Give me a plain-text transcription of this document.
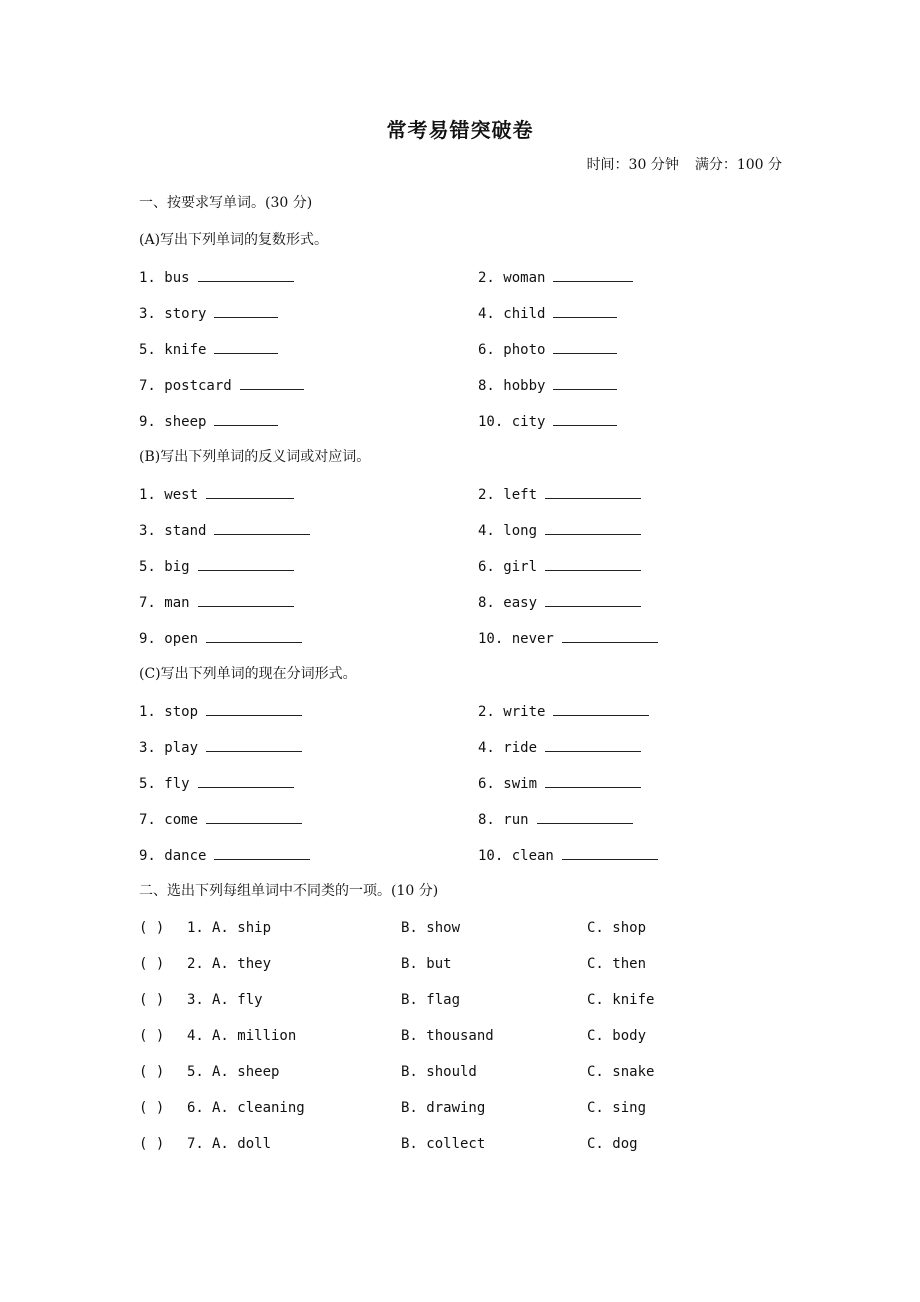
常考易错突破卷
时间：30 分钟 满分：100 分
一、按要求写单词。(30 分)
(A)写出下列单词的复数形式。
1. bus	2. woman
3. story	4. child
5. knife	6. photo
7. postcard	8. hobby
9. sheep	10. city
(B)写出下列单词的反义词或对应词。
1. west	2. left
3. stand	4. long
5. big	6. girl
7. man	8. easy
9. open	10. never
(C)写出下列单词的现在分词形式。
1. stop	2. write
3. play	4. ride
5. fly	6. swim
7. come	8. run
9. dance	10. clean
二、选出下列每组单词中不同类的一项。(10 分)
( ) 1. A. ship	B. show	C. shop
( ) 2. A. they	B. but	C. then
( ) 3. A. fly	B. flag	C. knife
( ) 4. A. million	B. thousand	C. body
( ) 5. A. sheep	B. should	C. snake
( ) 6. A. cleaning	B. drawing	C. sing
( ) 7. A. doll	B. collect	C. dog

[Do this]:
In the entries above, identify every line with the string "sheep".

[Correct result]:
9. sheep	10. city
( ) 5. A. sheep	B. should	C. snake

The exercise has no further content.